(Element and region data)
-- Start --

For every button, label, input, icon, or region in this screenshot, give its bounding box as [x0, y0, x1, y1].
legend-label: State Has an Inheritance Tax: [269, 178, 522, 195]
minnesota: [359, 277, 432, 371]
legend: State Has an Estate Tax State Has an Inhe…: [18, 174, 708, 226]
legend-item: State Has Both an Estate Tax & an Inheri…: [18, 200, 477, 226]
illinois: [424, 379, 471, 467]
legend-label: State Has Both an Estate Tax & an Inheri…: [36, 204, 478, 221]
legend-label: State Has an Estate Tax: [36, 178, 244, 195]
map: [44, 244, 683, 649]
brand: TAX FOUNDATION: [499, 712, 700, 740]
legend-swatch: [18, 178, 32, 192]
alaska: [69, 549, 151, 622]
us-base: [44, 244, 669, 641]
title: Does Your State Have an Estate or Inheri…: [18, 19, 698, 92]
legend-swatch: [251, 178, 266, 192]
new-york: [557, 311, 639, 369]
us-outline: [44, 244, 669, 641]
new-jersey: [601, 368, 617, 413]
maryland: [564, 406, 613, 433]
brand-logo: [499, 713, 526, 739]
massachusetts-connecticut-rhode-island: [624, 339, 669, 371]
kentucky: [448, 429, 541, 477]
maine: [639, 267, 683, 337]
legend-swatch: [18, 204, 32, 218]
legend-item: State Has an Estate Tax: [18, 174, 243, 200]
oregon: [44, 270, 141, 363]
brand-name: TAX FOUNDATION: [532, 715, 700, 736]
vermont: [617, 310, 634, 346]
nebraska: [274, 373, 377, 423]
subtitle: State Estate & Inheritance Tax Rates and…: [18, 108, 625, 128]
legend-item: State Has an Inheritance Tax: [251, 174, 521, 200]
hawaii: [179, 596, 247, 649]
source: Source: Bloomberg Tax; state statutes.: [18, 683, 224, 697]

-- End --

## TASK INSTRUCTIONS
Repeat every line of the items above without changing a single character.

## WORKED ANSWER
For every button, label, input, icon, or region in this screenshot, give its bounding box as [x0, y0, x1, y1].
legend-label: State Has an Inheritance Tax: [269, 178, 522, 195]
minnesota: [359, 277, 432, 371]
legend: State Has an Estate Tax State Has an Inhe…: [18, 174, 708, 226]
legend-item: State Has Both an Estate Tax & an Inheri…: [18, 200, 477, 226]
illinois: [424, 379, 471, 467]
legend-label: State Has Both an Estate Tax & an Inheri…: [36, 204, 478, 221]
legend-label: State Has an Estate Tax: [36, 178, 244, 195]
map: [44, 244, 683, 649]
brand: TAX FOUNDATION: [499, 712, 700, 740]
legend-swatch: [18, 178, 32, 192]
alaska: [69, 549, 151, 622]
us-base: [44, 244, 669, 641]
title: Does Your State Have an Estate or Inheri…: [18, 19, 698, 92]
legend-swatch: [251, 178, 266, 192]
new-york: [557, 311, 639, 369]
us-outline: [44, 244, 669, 641]
new-jersey: [601, 368, 617, 413]
maryland: [564, 406, 613, 433]
brand-logo: [499, 713, 526, 739]
massachusetts-connecticut-rhode-island: [624, 339, 669, 371]
kentucky: [448, 429, 541, 477]
maine: [639, 267, 683, 337]
legend-swatch: [18, 204, 32, 218]
legend-item: State Has an Estate Tax: [18, 174, 243, 200]
oregon: [44, 270, 141, 363]
brand-name: TAX FOUNDATION: [532, 715, 700, 736]
vermont: [617, 310, 634, 346]
nebraska: [274, 373, 377, 423]
subtitle: State Estate & Inheritance Tax Rates and…: [18, 108, 625, 128]
legend-item: State Has an Inheritance Tax: [251, 174, 521, 200]
hawaii: [179, 596, 247, 649]
source: Source: Bloomberg Tax; state statutes.: [18, 683, 224, 697]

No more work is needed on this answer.